# The exercise
Turn the stretch of lines from the very first one through the line containing "paper-fold-crease [0, 1462, 1440, 1465]", both ends included, into a JSON list of strings with one string per line and no blank lines.

# Input rows
----
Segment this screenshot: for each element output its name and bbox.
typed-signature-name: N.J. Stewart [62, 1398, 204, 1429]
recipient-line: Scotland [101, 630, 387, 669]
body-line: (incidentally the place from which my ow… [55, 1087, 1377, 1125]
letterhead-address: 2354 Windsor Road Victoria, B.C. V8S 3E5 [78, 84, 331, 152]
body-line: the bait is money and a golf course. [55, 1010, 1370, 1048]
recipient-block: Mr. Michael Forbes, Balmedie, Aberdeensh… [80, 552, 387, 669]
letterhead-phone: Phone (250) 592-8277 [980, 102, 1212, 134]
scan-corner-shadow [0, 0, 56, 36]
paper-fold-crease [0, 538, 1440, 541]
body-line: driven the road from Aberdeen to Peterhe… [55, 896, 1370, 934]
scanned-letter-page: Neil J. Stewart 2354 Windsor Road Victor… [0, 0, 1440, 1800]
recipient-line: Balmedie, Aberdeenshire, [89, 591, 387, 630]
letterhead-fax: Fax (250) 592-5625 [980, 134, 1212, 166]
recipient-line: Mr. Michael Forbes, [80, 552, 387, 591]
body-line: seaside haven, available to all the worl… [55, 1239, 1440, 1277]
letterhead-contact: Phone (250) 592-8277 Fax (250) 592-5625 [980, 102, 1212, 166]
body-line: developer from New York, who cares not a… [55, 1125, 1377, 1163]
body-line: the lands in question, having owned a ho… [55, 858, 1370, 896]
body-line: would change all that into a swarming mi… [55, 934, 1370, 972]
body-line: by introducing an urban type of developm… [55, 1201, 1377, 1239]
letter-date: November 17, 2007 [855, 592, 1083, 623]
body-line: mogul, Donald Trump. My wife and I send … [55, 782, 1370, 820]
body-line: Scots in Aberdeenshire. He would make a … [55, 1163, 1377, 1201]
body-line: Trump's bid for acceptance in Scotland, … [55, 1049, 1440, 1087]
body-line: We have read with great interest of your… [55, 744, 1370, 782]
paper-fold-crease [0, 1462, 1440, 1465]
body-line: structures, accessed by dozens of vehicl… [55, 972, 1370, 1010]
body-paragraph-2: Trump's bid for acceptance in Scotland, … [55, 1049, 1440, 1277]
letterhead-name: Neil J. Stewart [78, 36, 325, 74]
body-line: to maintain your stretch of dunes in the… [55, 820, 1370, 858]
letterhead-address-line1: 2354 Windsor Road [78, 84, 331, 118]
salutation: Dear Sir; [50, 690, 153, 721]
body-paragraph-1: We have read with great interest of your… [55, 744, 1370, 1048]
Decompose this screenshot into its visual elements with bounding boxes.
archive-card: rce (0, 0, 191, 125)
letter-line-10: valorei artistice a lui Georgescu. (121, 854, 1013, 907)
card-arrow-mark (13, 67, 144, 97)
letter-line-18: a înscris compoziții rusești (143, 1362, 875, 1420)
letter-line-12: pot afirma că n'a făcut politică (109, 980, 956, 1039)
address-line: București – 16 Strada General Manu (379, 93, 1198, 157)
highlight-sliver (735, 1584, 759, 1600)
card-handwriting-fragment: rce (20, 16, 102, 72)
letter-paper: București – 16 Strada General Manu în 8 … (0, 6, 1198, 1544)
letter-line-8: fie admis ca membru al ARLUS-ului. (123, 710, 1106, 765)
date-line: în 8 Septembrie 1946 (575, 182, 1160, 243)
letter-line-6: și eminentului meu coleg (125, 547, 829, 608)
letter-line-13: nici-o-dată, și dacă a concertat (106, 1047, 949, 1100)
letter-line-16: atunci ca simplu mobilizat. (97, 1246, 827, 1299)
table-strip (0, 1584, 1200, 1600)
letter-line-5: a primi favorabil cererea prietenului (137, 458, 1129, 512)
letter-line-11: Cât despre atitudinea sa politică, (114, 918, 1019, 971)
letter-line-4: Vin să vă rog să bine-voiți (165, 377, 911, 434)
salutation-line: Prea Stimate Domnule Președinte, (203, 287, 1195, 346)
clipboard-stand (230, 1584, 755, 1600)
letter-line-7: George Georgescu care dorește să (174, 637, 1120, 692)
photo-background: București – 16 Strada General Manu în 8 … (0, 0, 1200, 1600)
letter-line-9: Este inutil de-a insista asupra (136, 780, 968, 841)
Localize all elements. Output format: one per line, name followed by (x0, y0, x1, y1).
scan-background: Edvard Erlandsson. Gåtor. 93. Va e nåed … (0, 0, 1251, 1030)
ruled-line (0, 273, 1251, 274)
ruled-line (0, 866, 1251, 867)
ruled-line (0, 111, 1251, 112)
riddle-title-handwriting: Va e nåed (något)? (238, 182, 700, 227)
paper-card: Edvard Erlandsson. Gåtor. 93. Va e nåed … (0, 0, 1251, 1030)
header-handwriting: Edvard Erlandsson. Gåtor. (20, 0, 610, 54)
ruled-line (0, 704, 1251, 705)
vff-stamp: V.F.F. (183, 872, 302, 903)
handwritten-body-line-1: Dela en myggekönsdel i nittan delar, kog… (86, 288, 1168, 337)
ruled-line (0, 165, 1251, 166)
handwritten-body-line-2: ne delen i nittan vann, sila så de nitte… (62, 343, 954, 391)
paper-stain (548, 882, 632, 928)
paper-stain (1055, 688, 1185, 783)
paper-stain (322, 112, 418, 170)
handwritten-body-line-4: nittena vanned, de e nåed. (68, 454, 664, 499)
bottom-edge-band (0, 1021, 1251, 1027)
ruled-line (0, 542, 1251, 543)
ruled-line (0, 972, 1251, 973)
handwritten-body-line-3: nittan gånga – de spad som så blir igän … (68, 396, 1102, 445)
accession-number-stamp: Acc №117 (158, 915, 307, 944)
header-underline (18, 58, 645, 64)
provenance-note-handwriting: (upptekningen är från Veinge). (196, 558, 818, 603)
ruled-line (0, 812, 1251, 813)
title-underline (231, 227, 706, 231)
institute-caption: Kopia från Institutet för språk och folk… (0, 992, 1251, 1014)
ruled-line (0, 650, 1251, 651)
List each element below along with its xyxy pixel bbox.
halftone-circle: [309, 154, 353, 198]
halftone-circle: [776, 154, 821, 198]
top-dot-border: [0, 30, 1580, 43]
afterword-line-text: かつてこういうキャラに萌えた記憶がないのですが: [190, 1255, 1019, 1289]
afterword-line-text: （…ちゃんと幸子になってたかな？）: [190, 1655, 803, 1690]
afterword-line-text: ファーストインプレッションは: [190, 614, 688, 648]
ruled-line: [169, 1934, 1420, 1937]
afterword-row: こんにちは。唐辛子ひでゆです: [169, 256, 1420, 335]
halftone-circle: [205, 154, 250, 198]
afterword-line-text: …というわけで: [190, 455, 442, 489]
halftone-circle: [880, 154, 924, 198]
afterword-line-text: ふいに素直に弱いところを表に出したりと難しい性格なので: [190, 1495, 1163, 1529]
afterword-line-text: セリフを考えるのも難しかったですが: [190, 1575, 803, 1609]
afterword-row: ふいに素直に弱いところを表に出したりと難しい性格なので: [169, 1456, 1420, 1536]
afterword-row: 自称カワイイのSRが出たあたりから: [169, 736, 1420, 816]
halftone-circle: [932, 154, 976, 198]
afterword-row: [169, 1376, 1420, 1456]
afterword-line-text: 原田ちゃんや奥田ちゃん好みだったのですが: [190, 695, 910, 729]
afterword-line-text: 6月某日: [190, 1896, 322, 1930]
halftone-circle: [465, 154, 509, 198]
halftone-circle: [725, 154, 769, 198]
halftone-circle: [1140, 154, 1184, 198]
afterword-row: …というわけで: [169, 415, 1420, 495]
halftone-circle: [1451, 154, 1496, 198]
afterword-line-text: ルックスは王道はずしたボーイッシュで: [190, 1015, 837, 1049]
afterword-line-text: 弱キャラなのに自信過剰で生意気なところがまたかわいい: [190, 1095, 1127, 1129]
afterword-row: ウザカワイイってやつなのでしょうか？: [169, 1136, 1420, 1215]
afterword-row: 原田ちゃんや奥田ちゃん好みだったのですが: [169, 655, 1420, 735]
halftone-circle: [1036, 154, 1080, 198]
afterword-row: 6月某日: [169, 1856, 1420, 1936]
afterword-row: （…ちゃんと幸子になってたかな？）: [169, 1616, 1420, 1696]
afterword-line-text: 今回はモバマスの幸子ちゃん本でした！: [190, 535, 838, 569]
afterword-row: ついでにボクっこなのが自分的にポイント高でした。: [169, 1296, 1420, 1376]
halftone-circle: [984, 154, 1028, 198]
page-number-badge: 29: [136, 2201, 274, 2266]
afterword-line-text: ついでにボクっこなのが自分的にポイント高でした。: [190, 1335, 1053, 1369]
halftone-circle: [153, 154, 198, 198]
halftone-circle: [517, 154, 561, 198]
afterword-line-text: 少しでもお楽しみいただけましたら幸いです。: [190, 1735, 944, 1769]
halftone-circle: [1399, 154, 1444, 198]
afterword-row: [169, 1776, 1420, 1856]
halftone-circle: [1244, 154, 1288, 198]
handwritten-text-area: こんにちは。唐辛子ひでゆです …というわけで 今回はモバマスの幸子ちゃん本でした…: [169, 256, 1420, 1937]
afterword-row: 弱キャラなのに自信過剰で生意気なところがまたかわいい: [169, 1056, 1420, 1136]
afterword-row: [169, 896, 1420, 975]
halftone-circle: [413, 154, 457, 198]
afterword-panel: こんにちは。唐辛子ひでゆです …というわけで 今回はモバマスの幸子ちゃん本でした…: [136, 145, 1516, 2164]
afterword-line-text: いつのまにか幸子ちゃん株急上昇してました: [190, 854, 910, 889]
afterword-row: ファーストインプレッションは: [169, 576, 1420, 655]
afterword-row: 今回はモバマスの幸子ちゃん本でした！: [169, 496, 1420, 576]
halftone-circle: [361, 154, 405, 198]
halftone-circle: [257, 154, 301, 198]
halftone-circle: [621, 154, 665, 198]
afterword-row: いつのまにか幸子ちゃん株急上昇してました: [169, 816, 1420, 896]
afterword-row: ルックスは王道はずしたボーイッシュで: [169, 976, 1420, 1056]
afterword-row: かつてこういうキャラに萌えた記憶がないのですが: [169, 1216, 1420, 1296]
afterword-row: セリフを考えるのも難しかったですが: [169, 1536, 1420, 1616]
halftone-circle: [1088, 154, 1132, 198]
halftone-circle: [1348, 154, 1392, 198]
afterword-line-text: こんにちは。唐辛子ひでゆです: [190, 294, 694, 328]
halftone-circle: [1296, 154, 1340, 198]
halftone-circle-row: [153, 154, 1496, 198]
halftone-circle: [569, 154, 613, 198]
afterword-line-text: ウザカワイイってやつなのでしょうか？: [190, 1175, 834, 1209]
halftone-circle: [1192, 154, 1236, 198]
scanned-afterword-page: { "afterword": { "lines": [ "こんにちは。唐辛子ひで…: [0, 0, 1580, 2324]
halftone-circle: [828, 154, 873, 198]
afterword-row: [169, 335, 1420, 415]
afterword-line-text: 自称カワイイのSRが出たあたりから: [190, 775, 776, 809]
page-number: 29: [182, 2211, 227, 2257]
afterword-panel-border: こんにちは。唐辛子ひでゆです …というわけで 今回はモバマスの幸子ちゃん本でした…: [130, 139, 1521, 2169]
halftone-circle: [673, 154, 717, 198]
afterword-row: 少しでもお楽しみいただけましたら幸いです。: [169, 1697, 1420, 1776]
----
# Solved problem
[
  "Segment this screenshot: for each element output its name and bbox.",
  "typed-signature-name: N.J. Stewart [62, 1398, 204, 1429]",
  "recipient-line: Scotland [101, 630, 387, 669]",
  "body-line: (incidentally the place from which my ow… [55, 1087, 1377, 1125]",
  "letterhead-address: 2354 Windsor Road Victoria, B.C. V8S 3E5 [78, 84, 331, 152]",
  "body-line: the bait is money and a golf course. [55, 1010, 1370, 1048]",
  "recipient-block: Mr. Michael Forbes, Balmedie, Aberdeensh… [80, 552, 387, 669]",
  "letterhead-phone: Phone (250) 592-8277 [980, 102, 1212, 134]",
  "scan-corner-shadow [0, 0, 56, 36]",
  "paper-fold-crease [0, 538, 1440, 541]",
  "body-line: driven the road from Aberdeen to Peterhe… [55, 896, 1370, 934]",
  "scanned-letter-page: Neil J. Stewart 2354 Windsor Road Victor… [0, 0, 1440, 1800]",
  "recipient-line: Balmedie, Aberdeenshire, [89, 591, 387, 630]",
  "letterhead-fax: Fax (250) 592-5625 [980, 134, 1212, 166]",
  "recipient-line: Mr. Michael Forbes, [80, 552, 387, 591]",
  "body-line: seaside haven, available to all the worl… [55, 1239, 1440, 1277]",
  "letterhead-contact: Phone (250) 592-8277 Fax (250) 592-5625 [980, 102, 1212, 166]",
  "body-line: developer from New York, who cares not a… [55, 1125, 1377, 1163]",
  "body-line: the lands in question, having owned a ho… [55, 858, 1370, 896]",
  "body-line: would change all that into a swarming mi… [55, 934, 1370, 972]",
  "body-line: by introducing an urban type of developm… [55, 1201, 1377, 1239]",
  "letter-date: November 17, 2007 [855, 592, 1083, 623]",
  "body-line: mogul, Donald Trump. My wife and I send … [55, 782, 1370, 820]",
  "body-line: Scots in Aberdeenshire. He would make a … [55, 1163, 1377, 1201]",
  "body-line: Trump's bid for acceptance in Scotland, … [55, 1049, 1440, 1087]",
  "body-line: We have read with great interest of your… [55, 744, 1370, 782]",
  "paper-fold-crease [0, 1462, 1440, 1465]"
]